» **WHAT THE TASK ASKS**:
Transcribe all of the material exactly. Any picture in it should be left out.
:: RECORDS SUPPLIED
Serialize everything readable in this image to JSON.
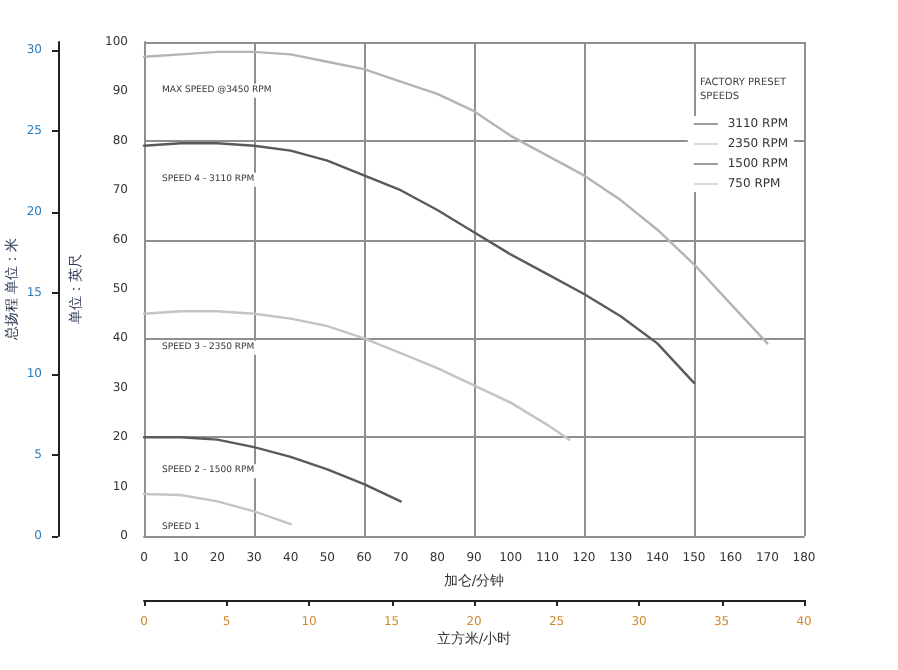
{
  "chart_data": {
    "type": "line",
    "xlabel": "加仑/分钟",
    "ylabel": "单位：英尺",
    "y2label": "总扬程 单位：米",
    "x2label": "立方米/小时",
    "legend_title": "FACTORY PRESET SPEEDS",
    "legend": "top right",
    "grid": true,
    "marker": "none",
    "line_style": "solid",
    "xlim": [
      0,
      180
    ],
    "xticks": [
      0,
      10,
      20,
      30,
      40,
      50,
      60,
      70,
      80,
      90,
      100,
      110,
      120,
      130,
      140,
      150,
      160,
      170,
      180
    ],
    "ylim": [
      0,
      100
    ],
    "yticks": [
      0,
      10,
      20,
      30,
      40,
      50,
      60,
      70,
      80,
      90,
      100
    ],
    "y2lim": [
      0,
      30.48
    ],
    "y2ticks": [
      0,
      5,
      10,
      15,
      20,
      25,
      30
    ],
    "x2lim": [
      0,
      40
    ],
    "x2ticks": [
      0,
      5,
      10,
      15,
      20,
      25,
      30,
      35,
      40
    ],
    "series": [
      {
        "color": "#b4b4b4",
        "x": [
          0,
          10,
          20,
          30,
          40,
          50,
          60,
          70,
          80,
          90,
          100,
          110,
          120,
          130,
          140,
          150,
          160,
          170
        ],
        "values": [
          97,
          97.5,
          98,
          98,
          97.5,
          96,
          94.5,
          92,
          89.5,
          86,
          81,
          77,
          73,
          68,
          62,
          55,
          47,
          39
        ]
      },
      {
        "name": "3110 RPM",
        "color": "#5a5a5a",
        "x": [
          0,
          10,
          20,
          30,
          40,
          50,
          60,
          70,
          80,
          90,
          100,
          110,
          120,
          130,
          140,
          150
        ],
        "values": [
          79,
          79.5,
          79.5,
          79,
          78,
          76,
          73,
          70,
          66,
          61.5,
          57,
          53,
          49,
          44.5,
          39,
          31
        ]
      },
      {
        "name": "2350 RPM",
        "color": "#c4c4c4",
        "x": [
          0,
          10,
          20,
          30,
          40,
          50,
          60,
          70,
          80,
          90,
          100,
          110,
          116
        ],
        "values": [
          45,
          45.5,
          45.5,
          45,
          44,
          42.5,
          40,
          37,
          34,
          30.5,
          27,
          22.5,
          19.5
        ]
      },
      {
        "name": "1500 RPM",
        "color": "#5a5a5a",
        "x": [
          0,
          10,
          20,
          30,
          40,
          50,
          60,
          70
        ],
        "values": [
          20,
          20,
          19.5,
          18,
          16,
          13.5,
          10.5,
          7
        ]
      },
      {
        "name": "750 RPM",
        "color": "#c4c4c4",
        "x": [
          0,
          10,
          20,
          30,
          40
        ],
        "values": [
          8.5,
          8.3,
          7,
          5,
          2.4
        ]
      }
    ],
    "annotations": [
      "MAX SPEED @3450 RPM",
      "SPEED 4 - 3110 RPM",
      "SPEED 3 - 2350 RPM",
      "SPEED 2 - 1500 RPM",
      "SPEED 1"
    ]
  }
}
::::
» **RESPONSE FOR THIS EXERCISE**:
Serialize everything readable in this image to JSON.
{
  "chart_data": {
    "type": "line",
    "xlabel": "加仑/分钟",
    "ylabel": "单位：英尺",
    "y2label": "总扬程 单位：米",
    "x2label": "立方米/小时",
    "legend_title": "FACTORY PRESET SPEEDS",
    "legend": "top right",
    "grid": true,
    "marker": "none",
    "line_style": "solid",
    "xlim": [
      0,
      180
    ],
    "xticks": [
      0,
      10,
      20,
      30,
      40,
      50,
      60,
      70,
      80,
      90,
      100,
      110,
      120,
      130,
      140,
      150,
      160,
      170,
      180
    ],
    "ylim": [
      0,
      100
    ],
    "yticks": [
      0,
      10,
      20,
      30,
      40,
      50,
      60,
      70,
      80,
      90,
      100
    ],
    "y2lim": [
      0,
      30.48
    ],
    "y2ticks": [
      0,
      5,
      10,
      15,
      20,
      25,
      30
    ],
    "x2lim": [
      0,
      40
    ],
    "x2ticks": [
      0,
      5,
      10,
      15,
      20,
      25,
      30,
      35,
      40
    ],
    "series": [
      {
        "color": "#b4b4b4",
        "x": [
          0,
          10,
          20,
          30,
          40,
          50,
          60,
          70,
          80,
          90,
          100,
          110,
          120,
          130,
          140,
          150,
          160,
          170
        ],
        "values": [
          97,
          97.5,
          98,
          98,
          97.5,
          96,
          94.5,
          92,
          89.5,
          86,
          81,
          77,
          73,
          68,
          62,
          55,
          47,
          39
        ]
      },
      {
        "name": "3110 RPM",
        "color": "#5a5a5a",
        "x": [
          0,
          10,
          20,
          30,
          40,
          50,
          60,
          70,
          80,
          90,
          100,
          110,
          120,
          130,
          140,
          150
        ],
        "values": [
          79,
          79.5,
          79.5,
          79,
          78,
          76,
          73,
          70,
          66,
          61.5,
          57,
          53,
          49,
          44.5,
          39,
          31
        ]
      },
      {
        "name": "2350 RPM",
        "color": "#c4c4c4",
        "x": [
          0,
          10,
          20,
          30,
          40,
          50,
          60,
          70,
          80,
          90,
          100,
          110,
          116
        ],
        "values": [
          45,
          45.5,
          45.5,
          45,
          44,
          42.5,
          40,
          37,
          34,
          30.5,
          27,
          22.5,
          19.5
        ]
      },
      {
        "name": "1500 RPM",
        "color": "#5a5a5a",
        "x": [
          0,
          10,
          20,
          30,
          40,
          50,
          60,
          70
        ],
        "values": [
          20,
          20,
          19.5,
          18,
          16,
          13.5,
          10.5,
          7
        ]
      },
      {
        "name": "750 RPM",
        "color": "#c4c4c4",
        "x": [
          0,
          10,
          20,
          30,
          40
        ],
        "values": [
          8.5,
          8.3,
          7,
          5,
          2.4
        ]
      }
    ],
    "annotations": [
      "MAX SPEED @3450 RPM",
      "SPEED 4 - 3110 RPM",
      "SPEED 3 - 2350 RPM",
      "SPEED 2 - 1500 RPM",
      "SPEED 1"
    ]
  }
}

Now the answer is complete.